[begin Provided information]

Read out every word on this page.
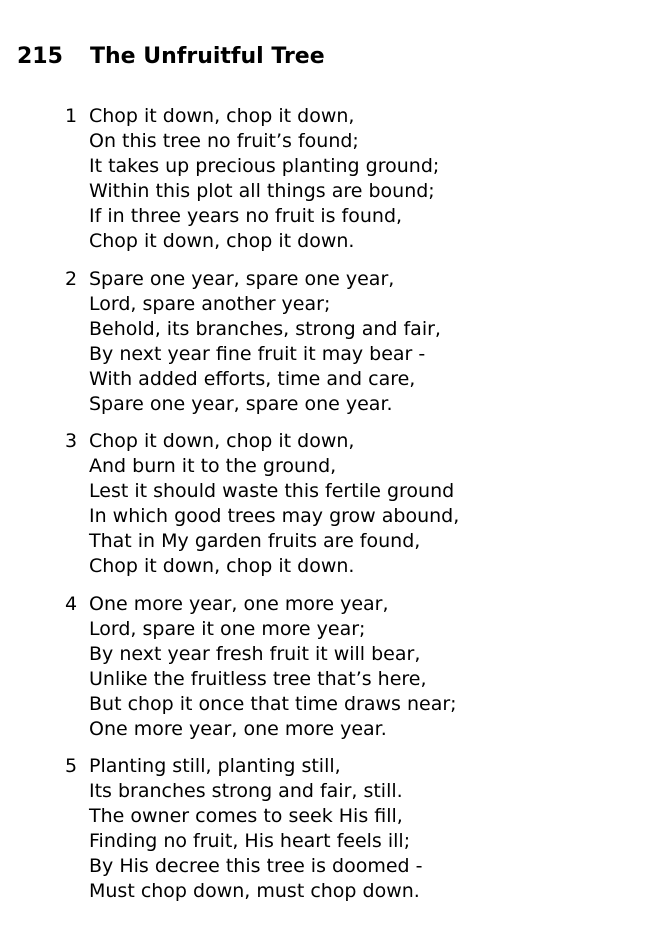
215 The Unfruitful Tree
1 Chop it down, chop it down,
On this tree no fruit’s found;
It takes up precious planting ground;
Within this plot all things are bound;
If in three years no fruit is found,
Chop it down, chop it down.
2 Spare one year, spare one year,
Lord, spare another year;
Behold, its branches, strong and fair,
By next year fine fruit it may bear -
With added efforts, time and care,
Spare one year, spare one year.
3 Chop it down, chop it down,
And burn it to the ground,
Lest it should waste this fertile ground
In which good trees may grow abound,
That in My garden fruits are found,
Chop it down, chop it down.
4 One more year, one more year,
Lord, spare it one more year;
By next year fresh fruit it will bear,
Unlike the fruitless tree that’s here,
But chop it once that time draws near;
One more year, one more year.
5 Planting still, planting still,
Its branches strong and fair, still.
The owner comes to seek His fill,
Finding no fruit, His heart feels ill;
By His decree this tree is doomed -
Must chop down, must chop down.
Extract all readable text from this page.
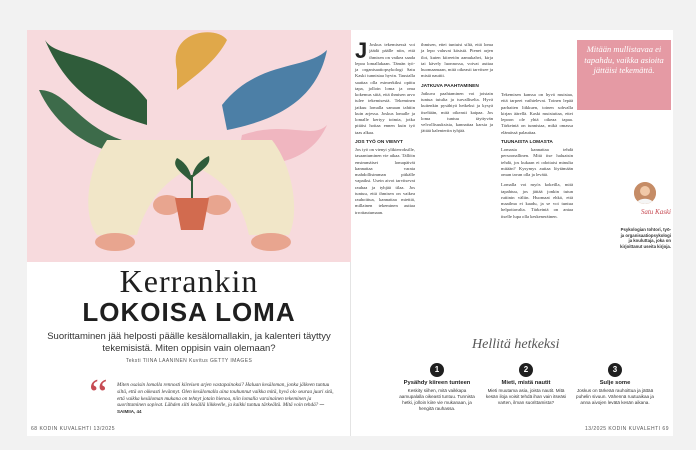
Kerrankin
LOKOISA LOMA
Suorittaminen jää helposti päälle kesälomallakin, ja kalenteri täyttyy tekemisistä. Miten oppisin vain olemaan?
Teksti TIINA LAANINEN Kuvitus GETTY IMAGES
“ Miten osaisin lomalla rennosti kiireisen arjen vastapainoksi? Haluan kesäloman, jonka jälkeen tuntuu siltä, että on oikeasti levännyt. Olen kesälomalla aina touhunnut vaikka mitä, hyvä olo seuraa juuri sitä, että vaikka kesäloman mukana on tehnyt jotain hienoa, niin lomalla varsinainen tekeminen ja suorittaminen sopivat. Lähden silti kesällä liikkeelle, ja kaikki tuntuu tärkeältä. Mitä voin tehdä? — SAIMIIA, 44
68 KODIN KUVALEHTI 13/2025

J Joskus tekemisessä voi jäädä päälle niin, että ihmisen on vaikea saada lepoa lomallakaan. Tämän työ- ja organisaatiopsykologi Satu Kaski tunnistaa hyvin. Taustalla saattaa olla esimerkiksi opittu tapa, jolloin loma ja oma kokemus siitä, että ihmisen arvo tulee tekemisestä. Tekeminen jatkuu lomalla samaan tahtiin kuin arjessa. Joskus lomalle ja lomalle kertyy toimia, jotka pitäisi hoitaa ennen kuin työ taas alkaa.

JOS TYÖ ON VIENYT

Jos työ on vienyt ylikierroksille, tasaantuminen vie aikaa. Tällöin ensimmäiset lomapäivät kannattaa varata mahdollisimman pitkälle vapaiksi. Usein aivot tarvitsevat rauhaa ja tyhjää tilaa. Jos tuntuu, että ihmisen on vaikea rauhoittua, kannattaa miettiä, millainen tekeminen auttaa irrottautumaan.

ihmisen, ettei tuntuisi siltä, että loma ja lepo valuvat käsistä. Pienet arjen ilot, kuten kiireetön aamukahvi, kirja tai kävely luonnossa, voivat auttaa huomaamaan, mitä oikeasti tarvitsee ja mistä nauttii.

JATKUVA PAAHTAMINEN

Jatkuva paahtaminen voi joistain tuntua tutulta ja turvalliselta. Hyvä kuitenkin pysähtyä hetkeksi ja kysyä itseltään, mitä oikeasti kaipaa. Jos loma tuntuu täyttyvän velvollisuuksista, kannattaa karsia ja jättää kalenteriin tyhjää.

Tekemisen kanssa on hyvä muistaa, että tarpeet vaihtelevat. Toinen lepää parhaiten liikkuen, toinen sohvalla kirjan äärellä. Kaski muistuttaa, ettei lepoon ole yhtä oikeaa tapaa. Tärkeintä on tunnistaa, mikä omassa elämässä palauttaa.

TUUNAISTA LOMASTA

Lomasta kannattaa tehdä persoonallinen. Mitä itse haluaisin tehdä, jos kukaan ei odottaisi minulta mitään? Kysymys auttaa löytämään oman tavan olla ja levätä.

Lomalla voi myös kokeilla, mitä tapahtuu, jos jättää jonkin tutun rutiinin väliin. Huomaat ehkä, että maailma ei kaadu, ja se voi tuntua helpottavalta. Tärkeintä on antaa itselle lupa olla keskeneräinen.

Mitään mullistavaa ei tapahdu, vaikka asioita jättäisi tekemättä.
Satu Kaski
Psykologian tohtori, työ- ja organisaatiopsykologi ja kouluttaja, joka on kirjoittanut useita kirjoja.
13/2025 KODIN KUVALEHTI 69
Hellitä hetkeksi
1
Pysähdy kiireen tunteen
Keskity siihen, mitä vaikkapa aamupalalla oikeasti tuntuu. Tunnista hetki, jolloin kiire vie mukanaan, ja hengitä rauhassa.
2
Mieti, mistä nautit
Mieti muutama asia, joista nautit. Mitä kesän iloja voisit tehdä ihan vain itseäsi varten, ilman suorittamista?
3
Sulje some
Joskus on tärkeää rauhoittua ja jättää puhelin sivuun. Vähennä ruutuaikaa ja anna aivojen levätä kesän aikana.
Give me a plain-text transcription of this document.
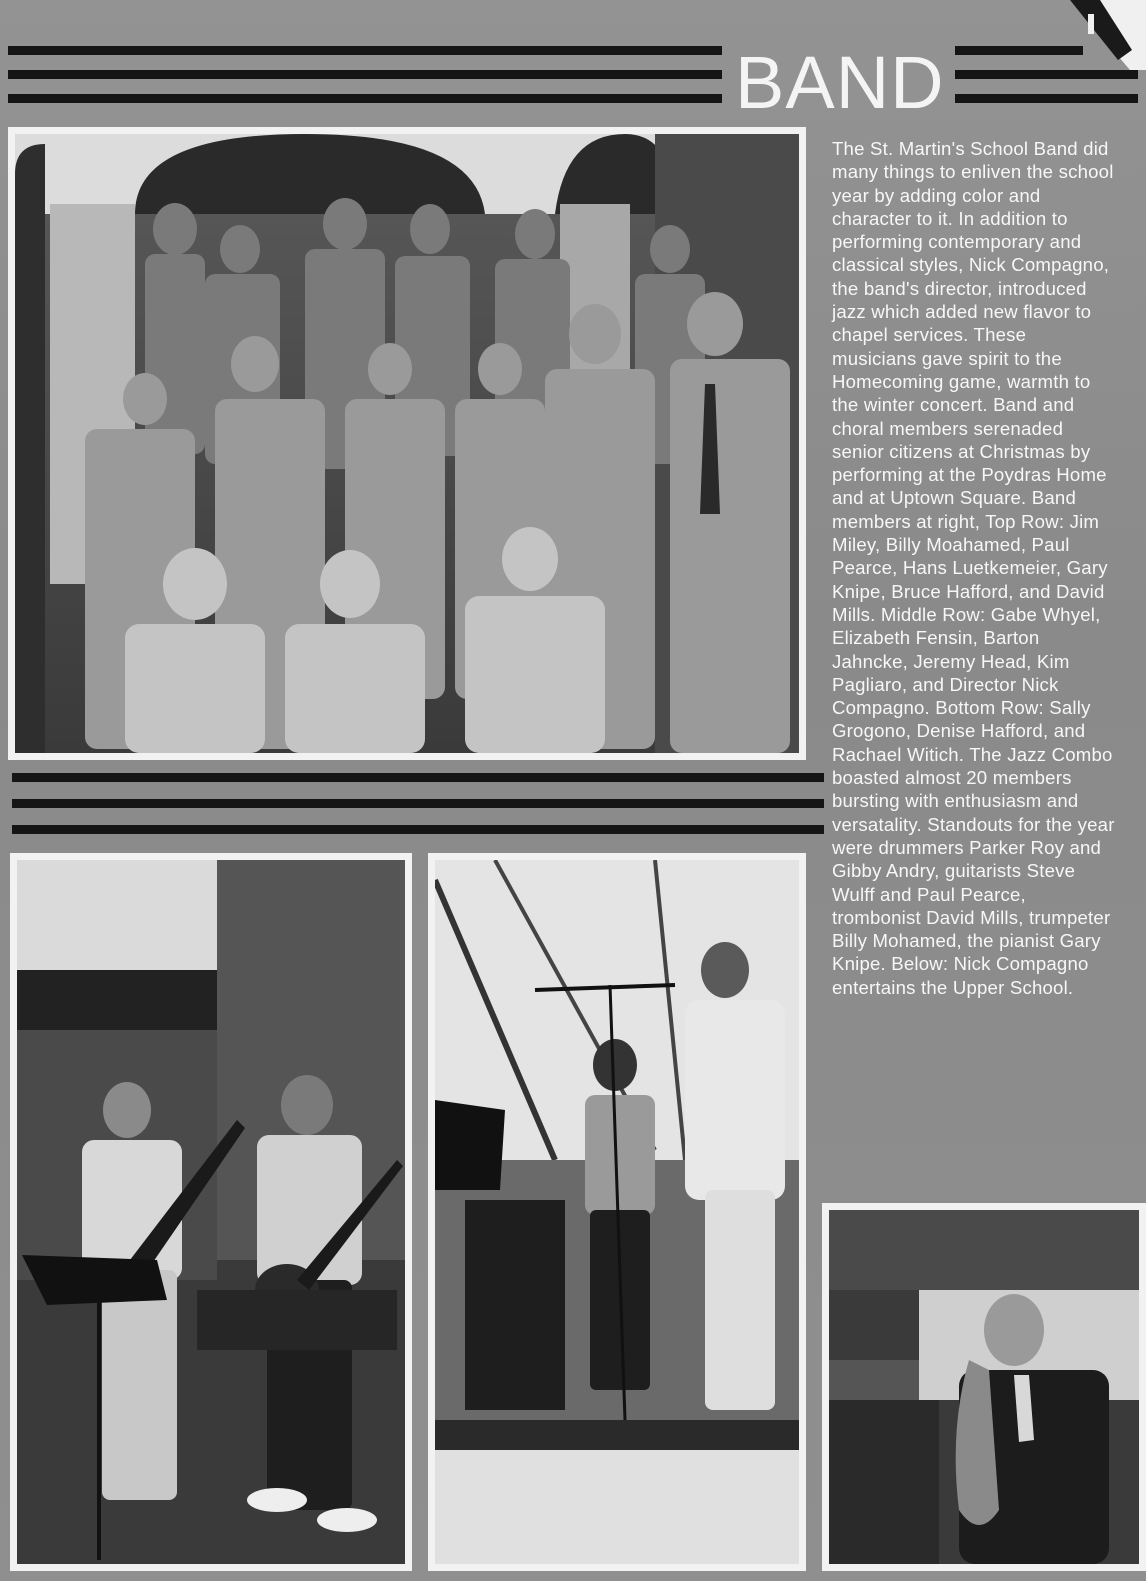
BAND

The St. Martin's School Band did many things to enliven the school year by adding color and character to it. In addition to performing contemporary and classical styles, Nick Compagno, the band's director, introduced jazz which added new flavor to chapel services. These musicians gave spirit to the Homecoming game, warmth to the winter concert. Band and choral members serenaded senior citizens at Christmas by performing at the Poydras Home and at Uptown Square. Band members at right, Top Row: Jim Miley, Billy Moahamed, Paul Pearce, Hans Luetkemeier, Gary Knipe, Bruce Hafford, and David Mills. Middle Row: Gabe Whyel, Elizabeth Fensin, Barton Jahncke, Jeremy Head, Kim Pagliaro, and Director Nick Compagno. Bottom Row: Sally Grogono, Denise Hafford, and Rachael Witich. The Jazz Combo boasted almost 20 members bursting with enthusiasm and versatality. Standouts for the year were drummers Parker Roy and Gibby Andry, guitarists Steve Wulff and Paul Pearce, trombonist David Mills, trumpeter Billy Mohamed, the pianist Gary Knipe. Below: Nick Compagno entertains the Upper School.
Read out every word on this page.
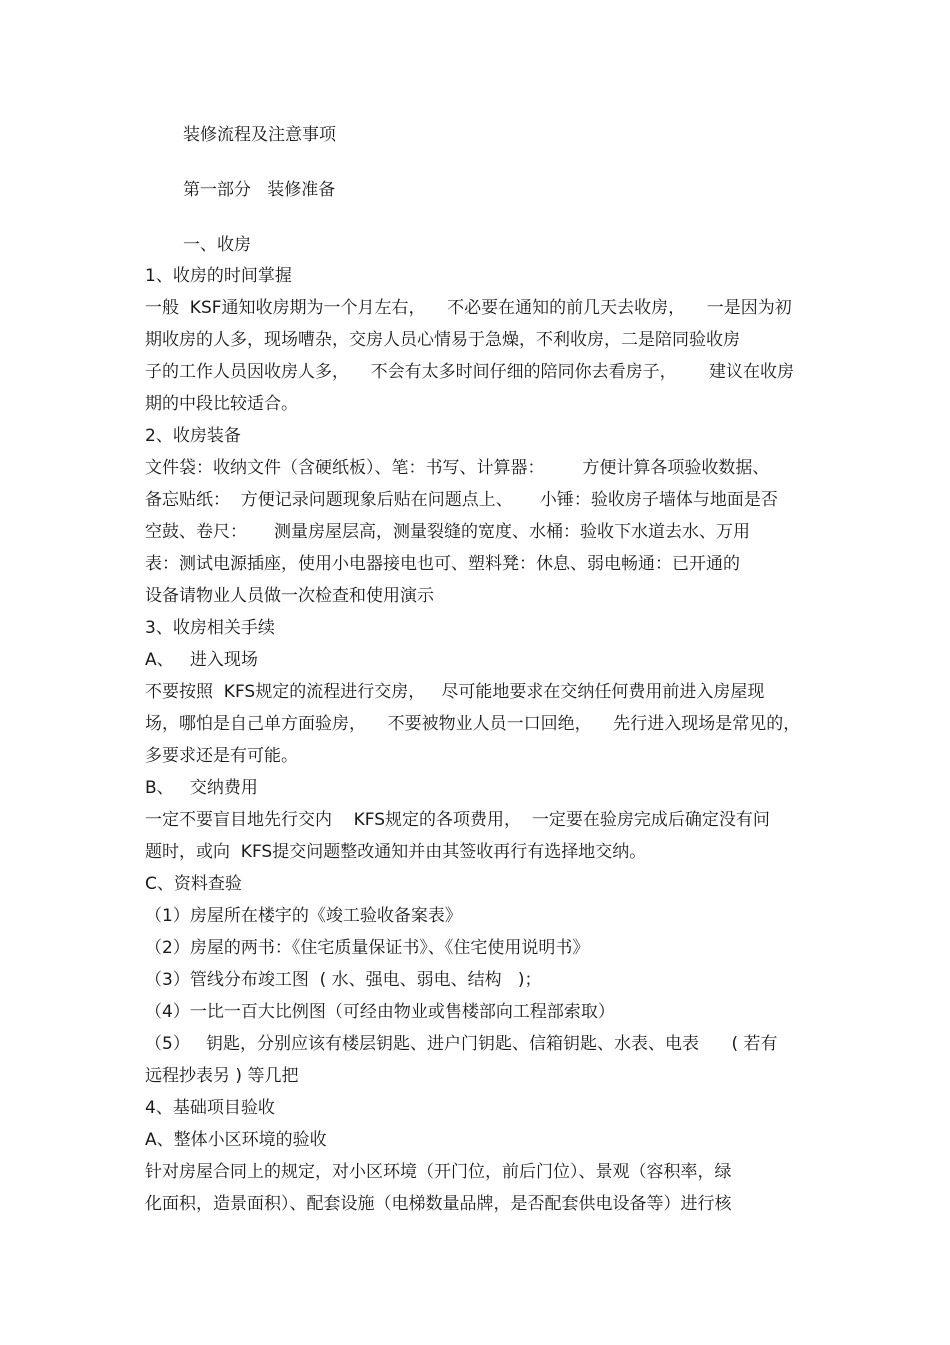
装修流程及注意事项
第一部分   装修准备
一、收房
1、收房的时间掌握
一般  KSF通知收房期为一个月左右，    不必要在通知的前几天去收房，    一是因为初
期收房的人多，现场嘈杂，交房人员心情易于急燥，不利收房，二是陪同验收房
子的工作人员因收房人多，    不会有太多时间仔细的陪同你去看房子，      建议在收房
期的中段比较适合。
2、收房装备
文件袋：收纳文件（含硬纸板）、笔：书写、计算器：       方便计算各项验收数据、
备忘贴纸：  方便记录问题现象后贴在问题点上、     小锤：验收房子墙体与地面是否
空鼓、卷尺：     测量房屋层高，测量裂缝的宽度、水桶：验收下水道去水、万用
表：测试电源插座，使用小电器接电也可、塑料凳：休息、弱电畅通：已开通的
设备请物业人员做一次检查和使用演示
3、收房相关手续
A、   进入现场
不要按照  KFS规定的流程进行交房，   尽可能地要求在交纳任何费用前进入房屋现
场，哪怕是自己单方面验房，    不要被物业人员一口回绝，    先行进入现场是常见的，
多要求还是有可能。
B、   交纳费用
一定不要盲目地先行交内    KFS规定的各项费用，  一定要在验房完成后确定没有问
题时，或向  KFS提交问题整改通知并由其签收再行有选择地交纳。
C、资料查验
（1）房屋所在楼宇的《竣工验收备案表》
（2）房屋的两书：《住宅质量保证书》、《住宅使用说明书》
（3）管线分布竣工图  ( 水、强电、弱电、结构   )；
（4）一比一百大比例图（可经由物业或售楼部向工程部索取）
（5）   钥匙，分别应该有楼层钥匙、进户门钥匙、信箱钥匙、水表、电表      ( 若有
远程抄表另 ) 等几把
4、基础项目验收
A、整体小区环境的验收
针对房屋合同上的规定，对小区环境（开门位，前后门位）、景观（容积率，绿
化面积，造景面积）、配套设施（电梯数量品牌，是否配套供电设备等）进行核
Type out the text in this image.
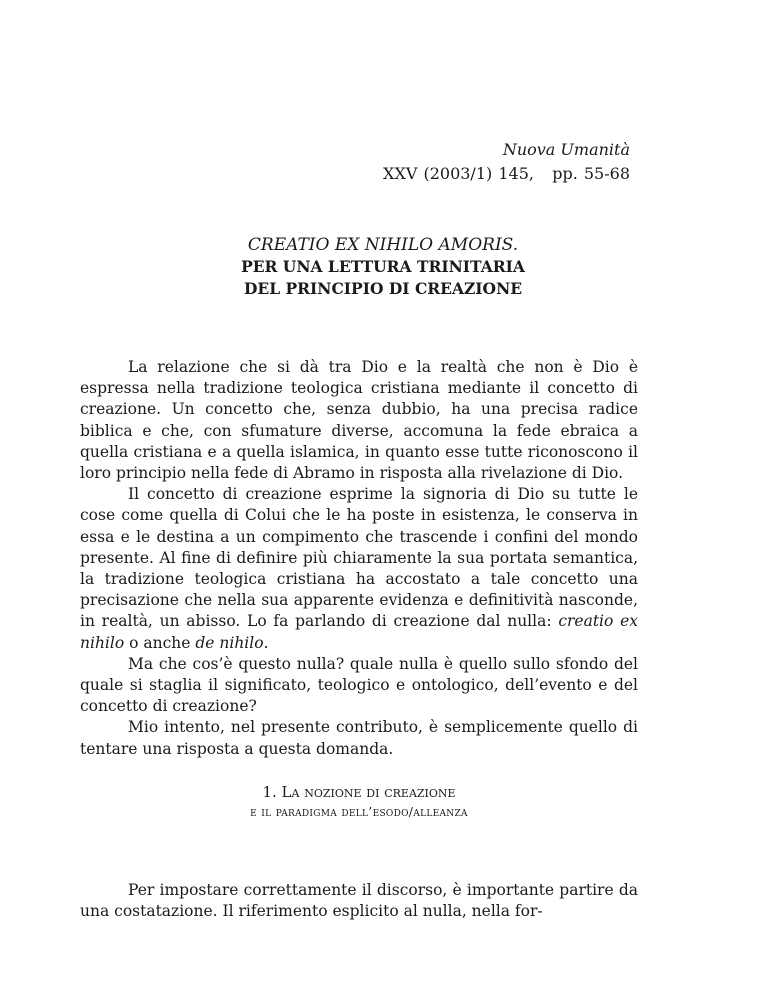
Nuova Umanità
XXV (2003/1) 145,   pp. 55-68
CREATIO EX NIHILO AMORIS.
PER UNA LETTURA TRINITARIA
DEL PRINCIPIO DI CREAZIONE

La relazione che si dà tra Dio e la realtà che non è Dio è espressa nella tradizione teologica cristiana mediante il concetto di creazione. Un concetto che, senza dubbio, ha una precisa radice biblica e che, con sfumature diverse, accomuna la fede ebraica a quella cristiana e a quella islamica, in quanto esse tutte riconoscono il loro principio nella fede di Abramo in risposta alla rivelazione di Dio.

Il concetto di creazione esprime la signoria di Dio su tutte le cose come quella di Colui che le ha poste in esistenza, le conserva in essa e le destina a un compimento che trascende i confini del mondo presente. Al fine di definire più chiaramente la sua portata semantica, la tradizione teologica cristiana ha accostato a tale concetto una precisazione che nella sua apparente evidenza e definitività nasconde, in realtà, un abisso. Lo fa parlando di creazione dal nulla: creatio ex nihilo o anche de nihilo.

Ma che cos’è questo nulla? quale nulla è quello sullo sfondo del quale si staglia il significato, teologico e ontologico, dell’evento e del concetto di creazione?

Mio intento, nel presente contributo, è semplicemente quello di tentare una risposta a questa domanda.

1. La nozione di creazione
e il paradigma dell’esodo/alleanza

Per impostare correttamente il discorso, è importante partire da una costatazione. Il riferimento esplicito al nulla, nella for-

[end Provided information]

Using the entries above, return each line that includes the word "more".

4 One more year, one more year,
Lord, spare it one more year;
One more year, one more year.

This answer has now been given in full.